OBJECTIVE | Check every line below for the word "localhost" and copy the ones that have it.

(Source records)
------------------------------------

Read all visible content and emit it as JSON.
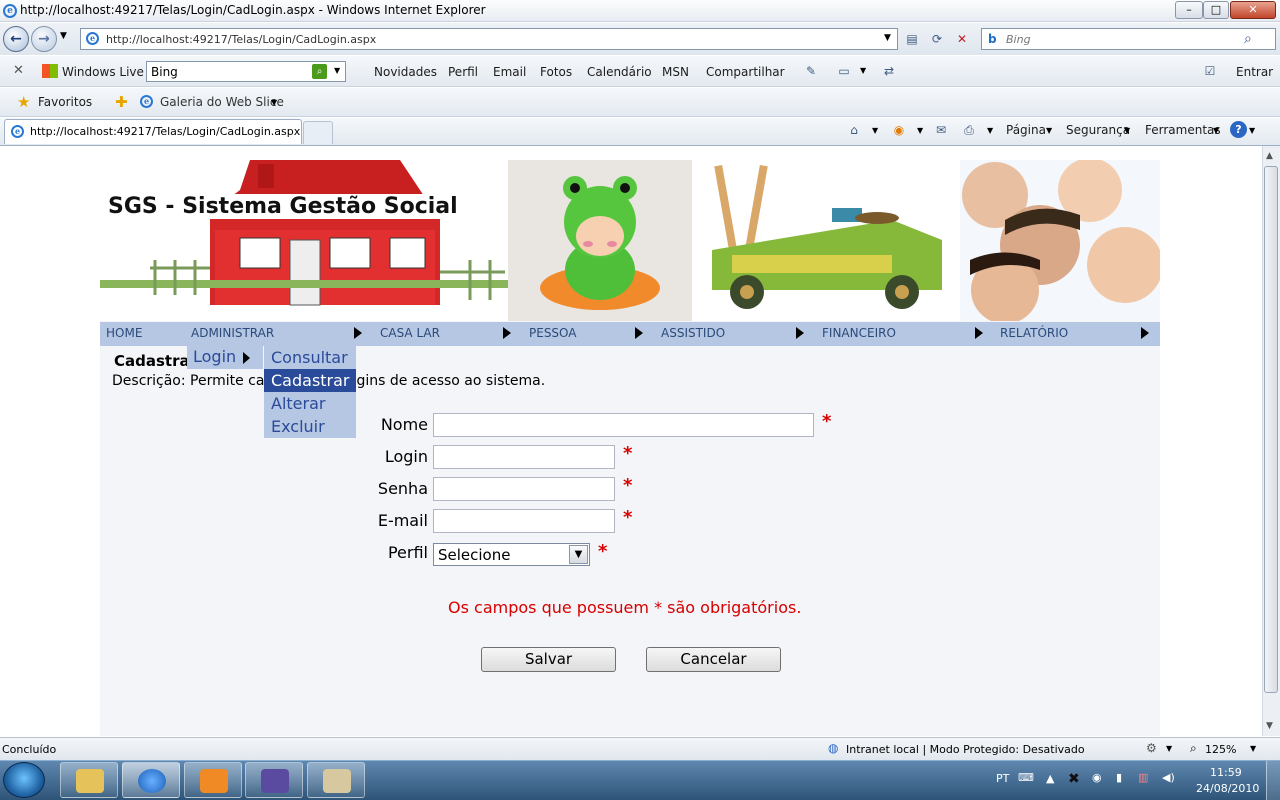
{
  "window": {
    "title": "http://localhost:49217/Telas/Login/CadLogin.aspx - Windows Internet Explorer",
    "min": "–",
    "max": "□",
    "close": "✕"
  },
  "address": {
    "url": "http://localhost:49217/Telas/Login/CadLogin.aspx",
    "search_placeholder": "Bing"
  },
  "toolbar": {
    "windows_live": "Windows Live",
    "search_value": "Bing",
    "links": [
      "Novidades",
      "Perfil",
      "Email",
      "Fotos",
      "Calendário",
      "MSN",
      "Compartilhar"
    ],
    "signin": "Entrar"
  },
  "favorites": {
    "label": "Favoritos",
    "webslice": "Galeria do Web Slice"
  },
  "tab": {
    "title": "http://localhost:49217/Telas/Login/CadLogin.aspx"
  },
  "commands": {
    "pagina": "Página",
    "seguranca": "Segurança",
    "ferramentas": "Ferramentas"
  },
  "banner": {
    "title": "SGS - Sistema Gestão Social"
  },
  "menu": {
    "items": [
      "HOME",
      "ADMINISTRAR",
      "CASA LAR",
      "PESSOA",
      "ASSISTIDO",
      "FINANCEIRO",
      "RELATÓRIO"
    ],
    "sub": {
      "login": "Login",
      "options": [
        "Consultar",
        "Cadastrar",
        "Alterar",
        "Excluir"
      ],
      "selected": "Cadastrar"
    }
  },
  "form": {
    "title": "Cadastra",
    "description_prefix": "Descrição: Permite ca",
    "description_suffix": "gins de acesso ao sistema.",
    "fields": {
      "nome": "Nome",
      "login": "Login",
      "senha": "Senha",
      "email": "E-mail",
      "perfil": "Perfil"
    },
    "perfil_value": "Selecione",
    "required_mark": "*",
    "note": "Os campos que possuem * são obrigatórios.",
    "save": "Salvar",
    "cancel": "Cancelar"
  },
  "status": {
    "left": "Concluído",
    "zone": "Intranet local | Modo Protegido: Desativado",
    "zoom": "125%"
  },
  "taskbar": {
    "lang": "PT",
    "time": "11:59",
    "date": "24/08/2010"
  },
  "colors": {
    "menu_bg": "#b6c7e3",
    "menu_text": "#2a4a7a",
    "submenu_selected": "#294b99",
    "required": "#d80000"
  }
}
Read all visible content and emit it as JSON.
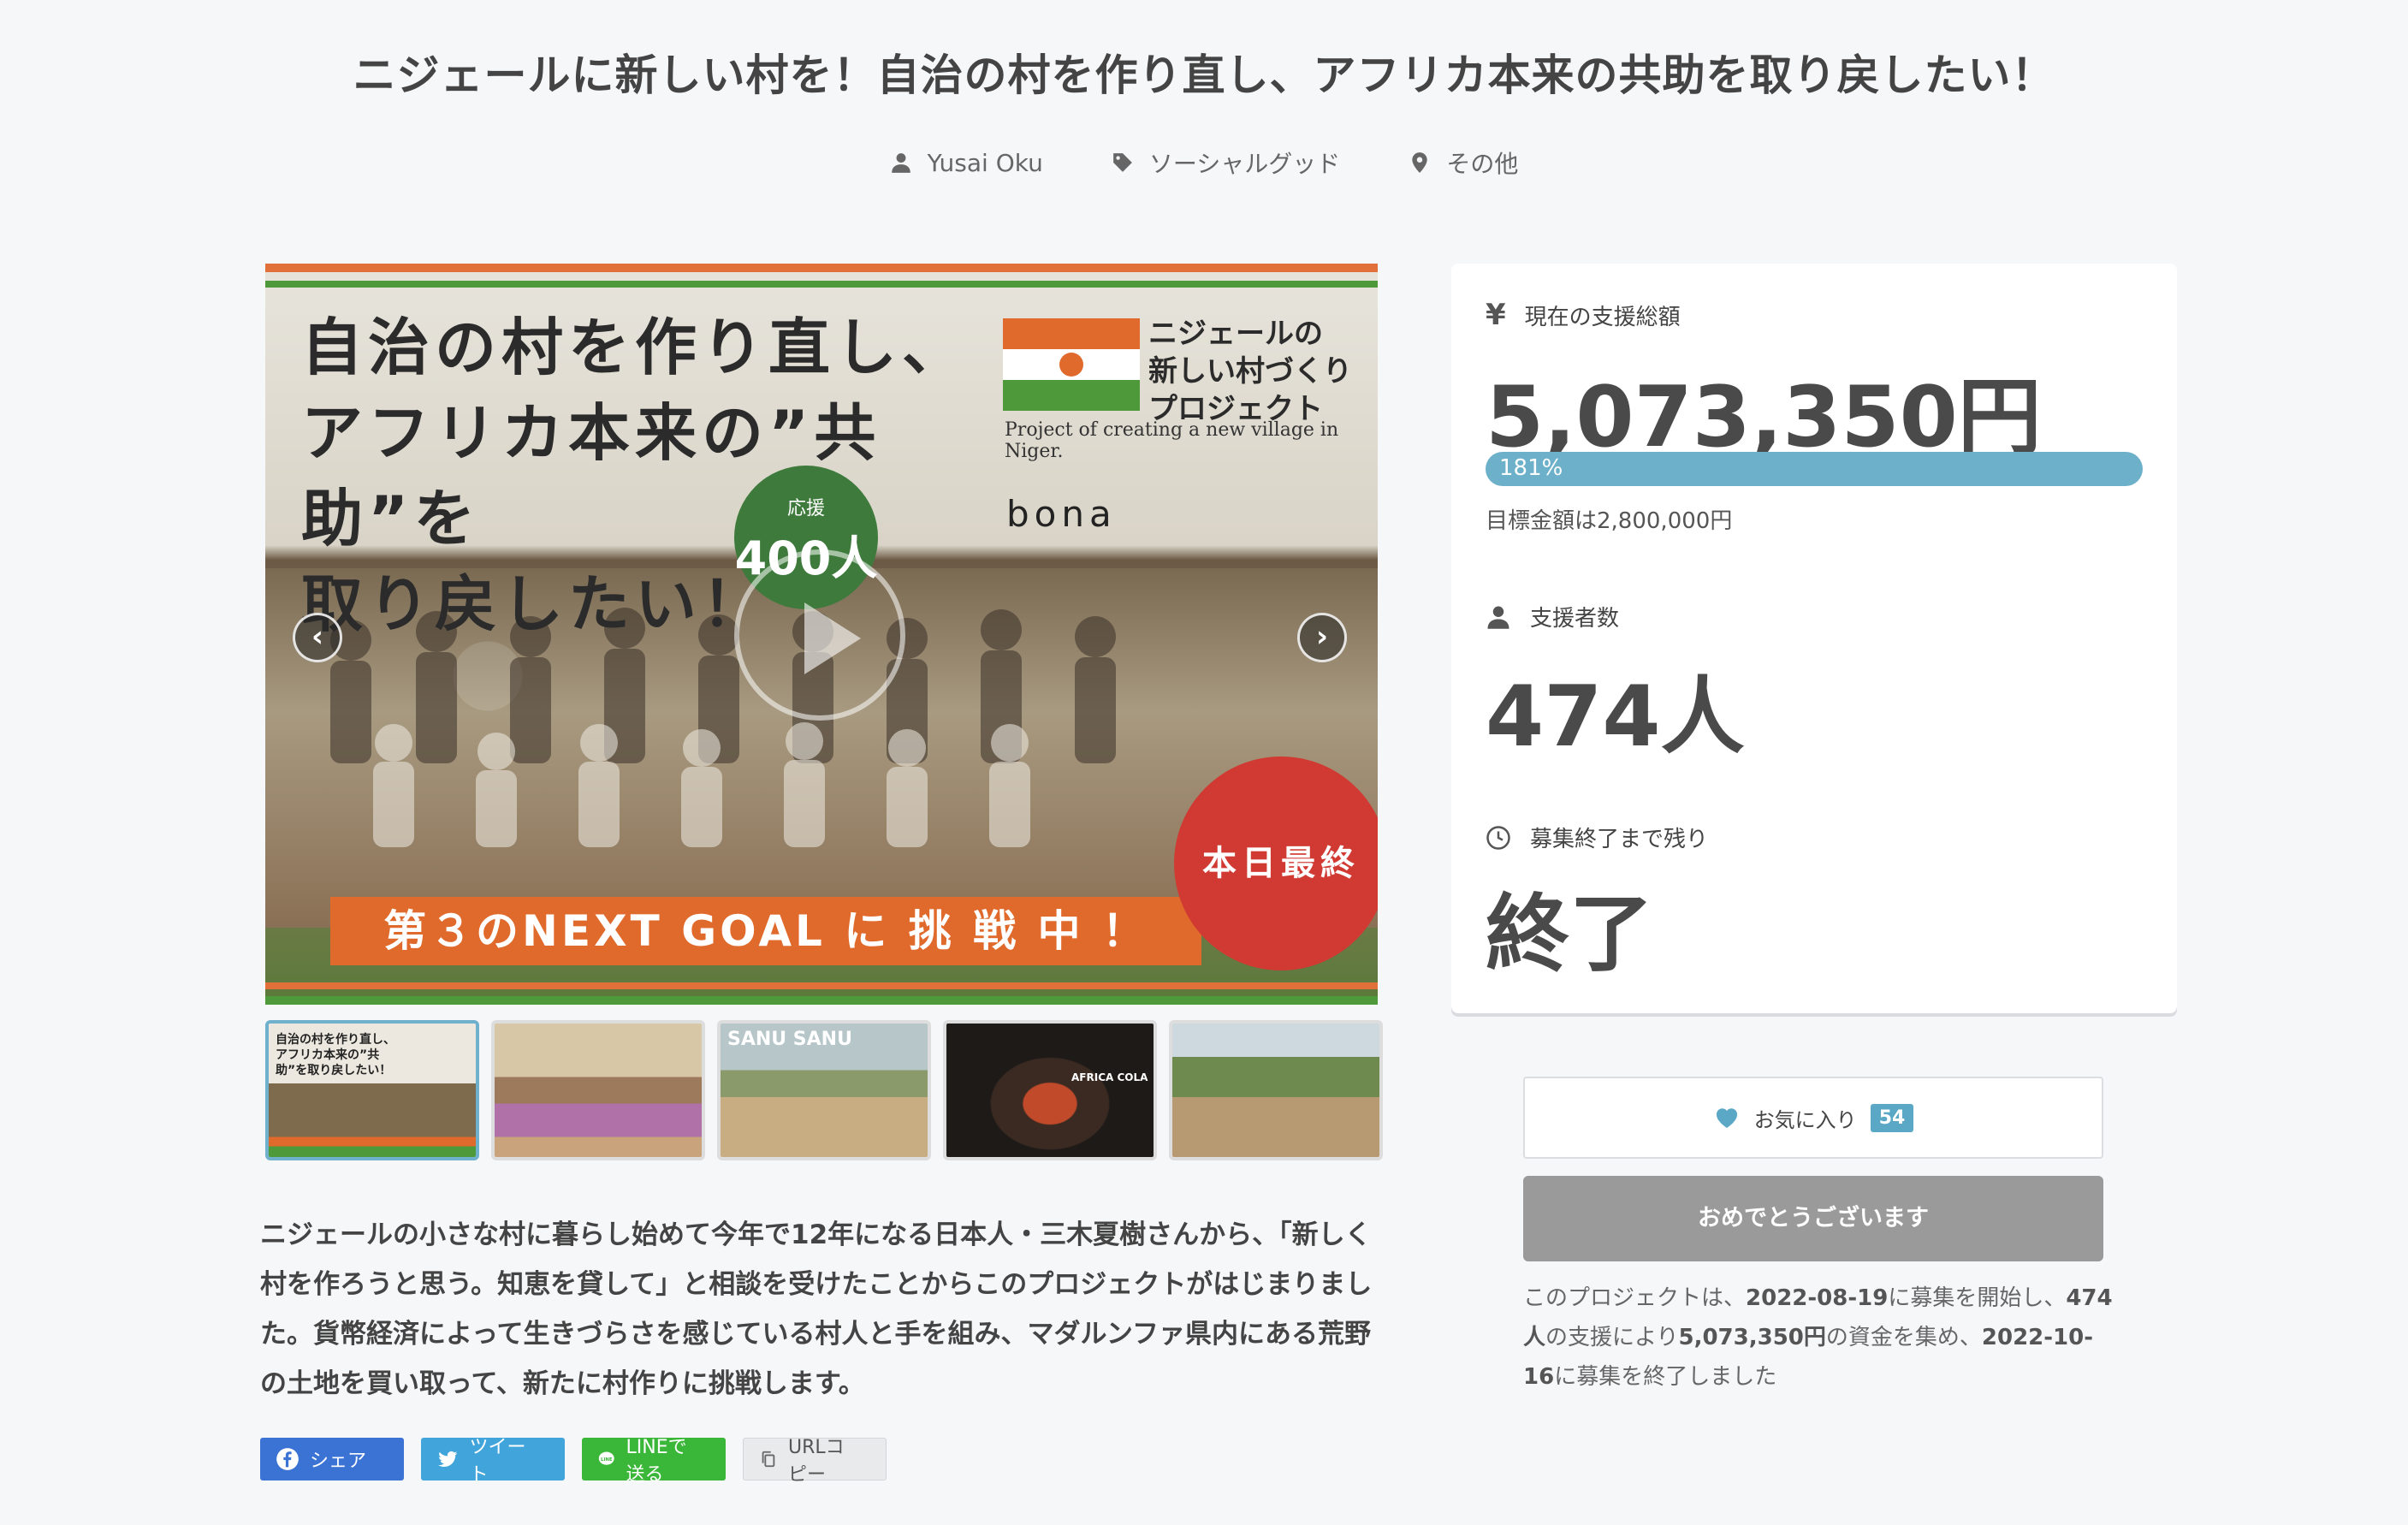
{
  "title": "ニジェールに新しい村を！自治の村を作り直し、アフリカ本来の共助を取り戻したい！",
  "meta": {
    "author": "Yusai Oku",
    "category": "ソーシャルグッド",
    "location": "その他"
  },
  "hero": {
    "headline_lines": [
      "自治の村を作り直し、",
      "アフリカ本来の”共助”を",
      "取り戻したい！"
    ],
    "logo_lines": [
      "ニジェールの",
      "新しい村づくり",
      "プロジェクト"
    ],
    "english": "Project of creating a new village in Niger.",
    "brand": "bona",
    "badge_small": "応援",
    "badge_large": "400人",
    "goal_banner": "第３のNEXT GOAL に 挑 戦 中 ！",
    "last_day": "本日最終日！",
    "prev": "‹",
    "next": "›"
  },
  "thumbs": [
    {
      "caption": "自治の村を作り直し、アフリカ本来の”共助”を取り戻したい！",
      "active": true
    },
    {
      "caption": "",
      "active": false
    },
    {
      "caption": "SANU SANU",
      "active": false
    },
    {
      "caption": "AFRICA COLA",
      "active": false
    },
    {
      "caption": "",
      "active": false
    }
  ],
  "description": "ニジェールの小さな村に暮らし始めて今年で12年になる日本人・三木夏樹さんから、「新しく村を作ろうと思う。知恵を貸して」と相談を受けたことからこのプロジェクトがはじまりました。貨幣経済によって生きづらさを感じている村人と手を組み、マダルンファ県内にある荒野の土地を買い取って、新たに村作りに挑戦します。",
  "share": {
    "facebook": "シェア",
    "twitter": "ツイート",
    "line": "LINEで送る",
    "url": "URLコピー"
  },
  "stats": {
    "amount_label": "現在の支援総額",
    "amount_value": "5,073,350円",
    "progress_text": "181%",
    "progress_percent": 181,
    "goal_text": "目標金額は2,800,000円",
    "backers_label": "支援者数",
    "backers_value": "474人",
    "remaining_label": "募集終了まで残り",
    "remaining_value": "終了"
  },
  "favorite": {
    "label": "お気に入り",
    "count": "54"
  },
  "thanks_button": "おめでとうございます",
  "summary": {
    "p1": "このプロジェクトは、",
    "start_date": "2022-08-19",
    "p2": "に募集を開始し、",
    "backers": "474人",
    "p3": "の支援により",
    "amount": "5,073,350円",
    "p4": "の資金を集め、",
    "end_date": "2022-10-16",
    "p5": "に募集を終了しました"
  },
  "colors": {
    "accent": "#6db0c9",
    "facebook": "#3b73d5",
    "twitter": "#41a5dc",
    "line": "#3ab638",
    "orange": "#e06a2c",
    "green": "#4e9a3a"
  }
}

------------------------------------

EXERCISE SOLUTION |
    "title": "http://localhost:49217/Telas/Login/CadLogin.aspx - Windows Internet Explorer",
    "url": "http://localhost:49217/Telas/Login/CadLogin.aspx",
    "title": "http://localhost:49217/Telas/Login/CadLogin.aspx"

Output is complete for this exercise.